[A block of data]
☆ ☆ ☆ ☆
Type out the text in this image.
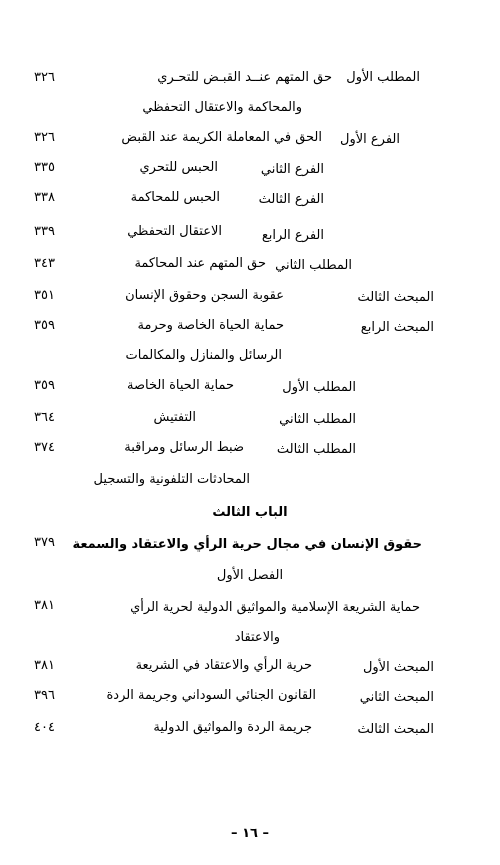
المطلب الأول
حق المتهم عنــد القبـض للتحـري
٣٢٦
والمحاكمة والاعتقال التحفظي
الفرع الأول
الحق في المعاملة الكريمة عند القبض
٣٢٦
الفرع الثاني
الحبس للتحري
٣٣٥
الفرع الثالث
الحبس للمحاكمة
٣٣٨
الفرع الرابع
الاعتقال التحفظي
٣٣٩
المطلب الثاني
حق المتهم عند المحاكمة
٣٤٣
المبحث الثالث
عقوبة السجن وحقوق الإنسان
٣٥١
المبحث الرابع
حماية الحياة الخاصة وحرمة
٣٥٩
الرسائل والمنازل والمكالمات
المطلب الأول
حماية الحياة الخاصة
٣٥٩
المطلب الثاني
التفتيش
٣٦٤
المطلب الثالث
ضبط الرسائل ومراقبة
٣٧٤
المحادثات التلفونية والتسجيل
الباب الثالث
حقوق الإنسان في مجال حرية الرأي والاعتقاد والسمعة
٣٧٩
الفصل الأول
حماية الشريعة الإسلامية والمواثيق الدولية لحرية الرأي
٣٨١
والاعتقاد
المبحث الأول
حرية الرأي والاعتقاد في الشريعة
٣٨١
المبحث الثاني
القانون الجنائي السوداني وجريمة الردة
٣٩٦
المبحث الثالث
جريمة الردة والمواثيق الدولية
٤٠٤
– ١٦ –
☆ ☆ ☆ ☆
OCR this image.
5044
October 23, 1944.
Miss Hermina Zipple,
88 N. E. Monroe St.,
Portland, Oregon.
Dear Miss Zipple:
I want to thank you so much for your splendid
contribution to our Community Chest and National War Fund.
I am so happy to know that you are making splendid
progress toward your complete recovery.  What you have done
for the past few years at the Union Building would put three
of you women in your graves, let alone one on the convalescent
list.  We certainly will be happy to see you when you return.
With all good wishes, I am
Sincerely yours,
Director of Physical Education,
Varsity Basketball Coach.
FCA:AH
☆ ☆ ☆ ☆
[Short exercise] Lines containing the string "المتهم" should be counted; reply with their number and nothing more.

[Exercise solution] 2